Give back the entire listing verbatim.

**RAW DATA**
◇ ◇ ◇
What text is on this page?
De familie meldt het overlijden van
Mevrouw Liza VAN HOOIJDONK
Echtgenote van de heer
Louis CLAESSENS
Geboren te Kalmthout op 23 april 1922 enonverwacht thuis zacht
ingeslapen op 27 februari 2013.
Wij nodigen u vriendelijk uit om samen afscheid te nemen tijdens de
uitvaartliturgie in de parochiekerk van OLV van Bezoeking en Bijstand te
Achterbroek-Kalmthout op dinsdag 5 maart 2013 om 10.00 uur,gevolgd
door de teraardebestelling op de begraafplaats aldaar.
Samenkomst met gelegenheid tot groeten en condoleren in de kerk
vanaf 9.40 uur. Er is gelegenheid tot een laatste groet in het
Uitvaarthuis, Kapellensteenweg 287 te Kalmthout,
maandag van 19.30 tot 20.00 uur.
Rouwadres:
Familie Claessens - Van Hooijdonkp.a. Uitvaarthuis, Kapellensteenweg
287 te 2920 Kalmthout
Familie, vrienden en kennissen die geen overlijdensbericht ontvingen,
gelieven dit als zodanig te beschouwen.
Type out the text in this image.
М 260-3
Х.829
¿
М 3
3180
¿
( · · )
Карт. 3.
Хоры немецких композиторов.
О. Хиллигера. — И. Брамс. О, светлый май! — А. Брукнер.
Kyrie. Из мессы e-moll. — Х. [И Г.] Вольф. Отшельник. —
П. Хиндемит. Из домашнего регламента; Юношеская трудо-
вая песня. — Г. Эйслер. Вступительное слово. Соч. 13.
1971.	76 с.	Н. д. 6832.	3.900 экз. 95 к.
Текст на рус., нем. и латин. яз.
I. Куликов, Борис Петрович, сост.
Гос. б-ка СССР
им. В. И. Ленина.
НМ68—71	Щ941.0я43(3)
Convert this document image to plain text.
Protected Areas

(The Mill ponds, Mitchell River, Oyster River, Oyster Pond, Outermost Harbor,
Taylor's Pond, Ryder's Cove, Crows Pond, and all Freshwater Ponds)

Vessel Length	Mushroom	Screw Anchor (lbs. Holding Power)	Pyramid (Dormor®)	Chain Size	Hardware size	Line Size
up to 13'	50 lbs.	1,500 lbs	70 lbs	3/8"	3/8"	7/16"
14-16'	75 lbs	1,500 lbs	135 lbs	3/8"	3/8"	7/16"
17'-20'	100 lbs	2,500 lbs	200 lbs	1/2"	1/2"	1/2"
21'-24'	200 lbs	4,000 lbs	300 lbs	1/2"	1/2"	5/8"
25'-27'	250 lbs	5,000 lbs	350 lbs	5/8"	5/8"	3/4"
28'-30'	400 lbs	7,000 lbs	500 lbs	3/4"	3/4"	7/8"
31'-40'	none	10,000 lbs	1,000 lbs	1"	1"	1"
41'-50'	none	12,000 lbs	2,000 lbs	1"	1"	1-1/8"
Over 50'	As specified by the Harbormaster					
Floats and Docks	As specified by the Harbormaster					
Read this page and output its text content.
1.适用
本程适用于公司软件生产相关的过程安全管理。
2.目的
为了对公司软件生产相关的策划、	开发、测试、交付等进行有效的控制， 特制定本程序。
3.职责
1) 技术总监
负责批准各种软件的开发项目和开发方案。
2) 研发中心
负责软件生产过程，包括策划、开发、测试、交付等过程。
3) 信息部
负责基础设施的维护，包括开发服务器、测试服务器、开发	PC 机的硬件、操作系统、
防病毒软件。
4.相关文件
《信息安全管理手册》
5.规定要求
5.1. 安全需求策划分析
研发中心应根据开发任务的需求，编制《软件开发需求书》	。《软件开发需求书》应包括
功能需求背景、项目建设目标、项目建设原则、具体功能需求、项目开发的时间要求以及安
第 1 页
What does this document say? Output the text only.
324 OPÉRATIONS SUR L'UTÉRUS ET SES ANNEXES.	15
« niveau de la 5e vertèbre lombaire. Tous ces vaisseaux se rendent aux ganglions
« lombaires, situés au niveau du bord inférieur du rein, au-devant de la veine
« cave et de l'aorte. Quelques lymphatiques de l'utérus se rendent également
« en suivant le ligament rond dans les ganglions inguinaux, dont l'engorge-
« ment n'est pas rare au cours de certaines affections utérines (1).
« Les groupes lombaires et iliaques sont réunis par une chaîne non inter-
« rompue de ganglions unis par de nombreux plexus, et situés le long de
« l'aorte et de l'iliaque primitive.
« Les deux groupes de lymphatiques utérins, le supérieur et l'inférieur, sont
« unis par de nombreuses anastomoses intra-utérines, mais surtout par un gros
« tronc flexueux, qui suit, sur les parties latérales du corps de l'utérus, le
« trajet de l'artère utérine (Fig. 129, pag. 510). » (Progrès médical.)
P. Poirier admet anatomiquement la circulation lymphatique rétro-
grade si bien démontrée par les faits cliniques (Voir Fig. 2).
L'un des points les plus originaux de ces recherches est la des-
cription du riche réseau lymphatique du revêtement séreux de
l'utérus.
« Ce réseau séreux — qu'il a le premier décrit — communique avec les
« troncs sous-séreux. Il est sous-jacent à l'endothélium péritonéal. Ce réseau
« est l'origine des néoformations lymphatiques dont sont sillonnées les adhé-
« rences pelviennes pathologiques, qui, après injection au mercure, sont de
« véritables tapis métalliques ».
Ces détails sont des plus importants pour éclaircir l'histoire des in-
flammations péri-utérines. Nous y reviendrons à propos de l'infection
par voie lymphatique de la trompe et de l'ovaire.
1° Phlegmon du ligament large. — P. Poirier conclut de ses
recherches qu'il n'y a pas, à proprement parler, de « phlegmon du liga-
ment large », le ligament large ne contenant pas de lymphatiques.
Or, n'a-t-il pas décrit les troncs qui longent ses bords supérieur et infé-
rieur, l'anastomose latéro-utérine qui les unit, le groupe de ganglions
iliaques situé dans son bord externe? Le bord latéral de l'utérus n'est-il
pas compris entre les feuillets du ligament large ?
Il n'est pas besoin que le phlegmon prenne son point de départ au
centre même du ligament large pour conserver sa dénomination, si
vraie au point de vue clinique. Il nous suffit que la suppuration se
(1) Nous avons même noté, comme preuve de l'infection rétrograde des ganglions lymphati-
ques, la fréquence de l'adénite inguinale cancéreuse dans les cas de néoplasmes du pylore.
◇ ◇ ◇
**SOLUTION FOR THIS PROBLEM**
What text is on this page?
De familie meldt het overlijden van
Mevrouw Liza VAN HOOIJDONK
Echtgenote van de heer
Louis CLAESSENS
Geboren te Kalmthout op 23 april 1922 enonverwacht thuis zacht
ingeslapen op 27 februari 2013.
Wij nodigen u vriendelijk uit om samen afscheid te nemen tijdens de
uitvaartliturgie in de parochiekerk van OLV van Bezoeking en Bijstand te
Achterbroek-Kalmthout op dinsdag 5 maart 2013 om 10.00 uur,gevolgd
door de teraardebestelling op de begraafplaats aldaar.
Samenkomst met gelegenheid tot groeten en condoleren in de kerk
vanaf 9.40 uur. Er is gelegenheid tot een laatste groet in het
Uitvaarthuis, Kapellensteenweg 287 te Kalmthout,
maandag van 19.30 tot 20.00 uur.
Rouwadres:
Familie Claessens - Van Hooijdonkp.a. Uitvaarthuis, Kapellensteenweg
287 te 2920 Kalmthout
Familie, vrienden en kennissen die geen overlijdensbericht ontvingen,
gelieven dit als zodanig te beschouwen.
Type out the text in this image.
М 260-3
Х.829
¿
М 3
3180
¿
( · · )
Карт. 3.
Хоры немецких композиторов.
О. Хиллигера. — И. Брамс. О, светлый май! — А. Брукнер.
Kyrie. Из мессы e-moll. — Х. [И Г.] Вольф. Отшельник. —
П. Хиндемит. Из домашнего регламента; Юношеская трудо-
вая песня. — Г. Эйслер. Вступительное слово. Соч. 13.
1971.	76 с.	Н. д. 6832.	3.900 экз. 95 к.
Текст на рус., нем. и латин. яз.
I. Куликов, Борис Петрович, сост.
Гос. б-ка СССР
им. В. И. Ленина.
НМ68—71	Щ941.0я43(3)
Convert this document image to plain text.
Protected Areas

(The Mill ponds, Mitchell River, Oyster River, Oyster Pond, Outermost Harbor,
Taylor's Pond, Ryder's Cove, Crows Pond, and all Freshwater Ponds)

Vessel Length	Mushroom	Screw Anchor (lbs. Holding Power)	Pyramid (Dormor®)	Chain Size	Hardware size	Line Size
up to 13'	50 lbs.	1,500 lbs	70 lbs	3/8"	3/8"	7/16"
14-16'	75 lbs	1,500 lbs	135 lbs	3/8"	3/8"	7/16"
17'-20'	100 lbs	2,500 lbs	200 lbs	1/2"	1/2"	1/2"
21'-24'	200 lbs	4,000 lbs	300 lbs	1/2"	1/2"	5/8"
25'-27'	250 lbs	5,000 lbs	350 lbs	5/8"	5/8"	3/4"
28'-30'	400 lbs	7,000 lbs	500 lbs	3/4"	3/4"	7/8"
31'-40'	none	10,000 lbs	1,000 lbs	1"	1"	1"
41'-50'	none	12,000 lbs	2,000 lbs	1"	1"	1-1/8"
Over 50'	As specified by the Harbormaster					
Floats and Docks	As specified by the Harbormaster					
Read this page and output its text content.
1.适用
本程适用于公司软件生产相关的过程安全管理。
2.目的
为了对公司软件生产相关的策划、	开发、测试、交付等进行有效的控制， 特制定本程序。
3.职责
1) 技术总监
负责批准各种软件的开发项目和开发方案。
2) 研发中心
负责软件生产过程，包括策划、开发、测试、交付等过程。
3) 信息部
负责基础设施的维护，包括开发服务器、测试服务器、开发	PC 机的硬件、操作系统、
防病毒软件。
4.相关文件
《信息安全管理手册》
5.规定要求
5.1. 安全需求策划分析
研发中心应根据开发任务的需求，编制《软件开发需求书》	。《软件开发需求书》应包括
功能需求背景、项目建设目标、项目建设原则、具体功能需求、项目开发的时间要求以及安
第 1 页
What does this document say? Output the text only.
324 OPÉRATIONS SUR L'UTÉRUS ET SES ANNEXES.	15
« niveau de la 5e vertèbre lombaire. Tous ces vaisseaux se rendent aux ganglions
« lombaires, situés au niveau du bord inférieur du rein, au-devant de la veine
« cave et de l'aorte. Quelques lymphatiques de l'utérus se rendent également
« en suivant le ligament rond dans les ganglions inguinaux, dont l'engorge-
« ment n'est pas rare au cours de certaines affections utérines (1).
« Les groupes lombaires et iliaques sont réunis par une chaîne non inter-
« rompue de ganglions unis par de nombreux plexus, et situés le long de
« l'aorte et de l'iliaque primitive.
« Les deux groupes de lymphatiques utérins, le supérieur et l'inférieur, sont
« unis par de nombreuses anastomoses intra-utérines, mais surtout par un gros
« tronc flexueux, qui suit, sur les parties latérales du corps de l'utérus, le
« trajet de l'artère utérine (Fig. 129, pag. 510). » (Progrès médical.)
P. Poirier admet anatomiquement la circulation lymphatique rétro-
grade si bien démontrée par les faits cliniques (Voir Fig. 2).
L'un des points les plus originaux de ces recherches est la des-
cription du riche réseau lymphatique du revêtement séreux de
l'utérus.
« Ce réseau séreux — qu'il a le premier décrit — communique avec les
« troncs sous-séreux. Il est sous-jacent à l'endothélium péritonéal. Ce réseau
« est l'origine des néoformations lymphatiques dont sont sillonnées les adhé-
« rences pelviennes pathologiques, qui, après injection au mercure, sont de
« véritables tapis métalliques ».
Ces détails sont des plus importants pour éclaircir l'histoire des in-
flammations péri-utérines. Nous y reviendrons à propos de l'infection
par voie lymphatique de la trompe et de l'ovaire.
1° Phlegmon du ligament large. — P. Poirier conclut de ses
recherches qu'il n'y a pas, à proprement parler, de « phlegmon du liga-
ment large », le ligament large ne contenant pas de lymphatiques.
Or, n'a-t-il pas décrit les troncs qui longent ses bords supérieur et infé-
rieur, l'anastomose latéro-utérine qui les unit, le groupe de ganglions
iliaques situé dans son bord externe? Le bord latéral de l'utérus n'est-il
pas compris entre les feuillets du ligament large ?
Il n'est pas besoin que le phlegmon prenne son point de départ au
centre même du ligament large pour conserver sa dénomination, si
vraie au point de vue clinique. Il nous suffit que la suppuration se
(1) Nous avons même noté, comme preuve de l'infection rétrograde des ganglions lymphati-
ques, la fréquence de l'adénite inguinale cancéreuse dans les cas de néoplasmes du pylore.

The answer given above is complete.